All records below must be retyped exactly.

Entries with figure data:
--

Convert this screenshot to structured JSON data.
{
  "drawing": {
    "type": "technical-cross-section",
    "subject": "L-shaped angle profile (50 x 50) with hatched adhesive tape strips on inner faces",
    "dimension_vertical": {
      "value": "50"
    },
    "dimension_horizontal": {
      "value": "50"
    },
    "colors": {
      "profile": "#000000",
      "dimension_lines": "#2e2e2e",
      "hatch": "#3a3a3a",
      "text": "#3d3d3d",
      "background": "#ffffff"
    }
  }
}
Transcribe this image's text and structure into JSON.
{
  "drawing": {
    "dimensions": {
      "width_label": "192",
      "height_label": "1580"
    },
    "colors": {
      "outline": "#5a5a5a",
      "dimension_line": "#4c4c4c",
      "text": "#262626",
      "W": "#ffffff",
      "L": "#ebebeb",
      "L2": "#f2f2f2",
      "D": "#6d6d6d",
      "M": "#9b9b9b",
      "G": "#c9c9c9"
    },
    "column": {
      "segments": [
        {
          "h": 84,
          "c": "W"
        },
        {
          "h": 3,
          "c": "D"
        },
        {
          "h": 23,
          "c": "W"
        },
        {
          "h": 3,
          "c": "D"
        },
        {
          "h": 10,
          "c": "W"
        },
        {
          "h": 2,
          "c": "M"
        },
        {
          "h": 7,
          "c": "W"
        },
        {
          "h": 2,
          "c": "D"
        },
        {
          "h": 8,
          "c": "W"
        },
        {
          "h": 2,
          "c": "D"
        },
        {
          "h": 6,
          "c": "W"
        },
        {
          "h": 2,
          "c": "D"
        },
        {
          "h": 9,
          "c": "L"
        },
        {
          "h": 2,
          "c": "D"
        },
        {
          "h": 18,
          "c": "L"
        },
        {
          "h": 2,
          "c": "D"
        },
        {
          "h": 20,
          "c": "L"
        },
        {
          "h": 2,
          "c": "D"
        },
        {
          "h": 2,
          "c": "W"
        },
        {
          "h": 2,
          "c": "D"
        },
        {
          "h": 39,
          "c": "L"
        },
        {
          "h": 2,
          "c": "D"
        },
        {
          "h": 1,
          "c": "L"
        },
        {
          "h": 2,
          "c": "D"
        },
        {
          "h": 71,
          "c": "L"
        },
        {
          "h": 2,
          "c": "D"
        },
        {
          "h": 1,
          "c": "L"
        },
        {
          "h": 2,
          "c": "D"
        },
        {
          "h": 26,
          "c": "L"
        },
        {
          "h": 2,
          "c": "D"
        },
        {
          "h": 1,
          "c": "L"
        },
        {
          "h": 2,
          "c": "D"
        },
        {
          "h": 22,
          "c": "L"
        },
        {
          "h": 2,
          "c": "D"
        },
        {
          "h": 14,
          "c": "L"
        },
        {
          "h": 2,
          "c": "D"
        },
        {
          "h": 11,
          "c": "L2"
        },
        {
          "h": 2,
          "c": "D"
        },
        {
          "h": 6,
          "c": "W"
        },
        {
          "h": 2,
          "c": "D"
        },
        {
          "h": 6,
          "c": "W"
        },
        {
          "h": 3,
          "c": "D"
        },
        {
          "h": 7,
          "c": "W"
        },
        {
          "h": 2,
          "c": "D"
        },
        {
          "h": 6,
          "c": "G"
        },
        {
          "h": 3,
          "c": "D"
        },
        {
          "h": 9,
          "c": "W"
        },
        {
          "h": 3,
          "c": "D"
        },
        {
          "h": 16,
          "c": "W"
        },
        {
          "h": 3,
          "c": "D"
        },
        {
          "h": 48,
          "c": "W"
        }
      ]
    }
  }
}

--

→ Output for this exercise:
Convert this screenshot to structured JSON data.
{
  "drawing": {
    "type": "technical-cross-section",
    "subject": "L-shaped angle profile (50 x 50) with hatched adhesive tape strips on inner faces",
    "dimension_vertical": {
      "value": "50"
    },
    "dimension_horizontal": {
      "value": "50"
    },
    "colors": {
      "profile": "#000000",
      "dimension_lines": "#2e2e2e",
      "hatch": "#3a3a3a",
      "text": "#3d3d3d",
      "background": "#ffffff"
    }
  }
}
Transcribe this image's text and structure into JSON.
{
  "drawing": {
    "dimensions": {
      "width_label": "192",
      "height_label": "1580"
    },
    "colors": {
      "outline": "#5a5a5a",
      "dimension_line": "#4c4c4c",
      "text": "#262626",
      "W": "#ffffff",
      "L": "#ebebeb",
      "L2": "#f2f2f2",
      "D": "#6d6d6d",
      "M": "#9b9b9b",
      "G": "#c9c9c9"
    },
    "column": {
      "segments": [
        {
          "h": 84,
          "c": "W"
        },
        {
          "h": 3,
          "c": "D"
        },
        {
          "h": 23,
          "c": "W"
        },
        {
          "h": 3,
          "c": "D"
        },
        {
          "h": 10,
          "c": "W"
        },
        {
          "h": 2,
          "c": "M"
        },
        {
          "h": 7,
          "c": "W"
        },
        {
          "h": 2,
          "c": "D"
        },
        {
          "h": 8,
          "c": "W"
        },
        {
          "h": 2,
          "c": "D"
        },
        {
          "h": 6,
          "c": "W"
        },
        {
          "h": 2,
          "c": "D"
        },
        {
          "h": 9,
          "c": "L"
        },
        {
          "h": 2,
          "c": "D"
        },
        {
          "h": 18,
          "c": "L"
        },
        {
          "h": 2,
          "c": "D"
        },
        {
          "h": 20,
          "c": "L"
        },
        {
          "h": 2,
          "c": "D"
        },
        {
          "h": 2,
          "c": "W"
        },
        {
          "h": 2,
          "c": "D"
        },
        {
          "h": 39,
          "c": "L"
        },
        {
          "h": 2,
          "c": "D"
        },
        {
          "h": 1,
          "c": "L"
        },
        {
          "h": 2,
          "c": "D"
        },
        {
          "h": 71,
          "c": "L"
        },
        {
          "h": 2,
          "c": "D"
        },
        {
          "h": 1,
          "c": "L"
        },
        {
          "h": 2,
          "c": "D"
        },
        {
          "h": 26,
          "c": "L"
        },
        {
          "h": 2,
          "c": "D"
        },
        {
          "h": 1,
          "c": "L"
        },
        {
          "h": 2,
          "c": "D"
        },
        {
          "h": 22,
          "c": "L"
        },
        {
          "h": 2,
          "c": "D"
        },
        {
          "h": 14,
          "c": "L"
        },
        {
          "h": 2,
          "c": "D"
        },
        {
          "h": 11,
          "c": "L2"
        },
        {
          "h": 2,
          "c": "D"
        },
        {
          "h": 6,
          "c": "W"
        },
        {
          "h": 2,
          "c": "D"
        },
        {
          "h": 6,
          "c": "W"
        },
        {
          "h": 3,
          "c": "D"
        },
        {
          "h": 7,
          "c": "W"
        },
        {
          "h": 2,
          "c": "D"
        },
        {
          "h": 6,
          "c": "G"
        },
        {
          "h": 3,
          "c": "D"
        },
        {
          "h": 9,
          "c": "W"
        },
        {
          "h": 3,
          "c": "D"
        },
        {
          "h": 16,
          "c": "W"
        },
        {
          "h": 3,
          "c": "D"
        },
        {
          "h": 48,
          "c": "W"
        }
      ]
    }
  }
}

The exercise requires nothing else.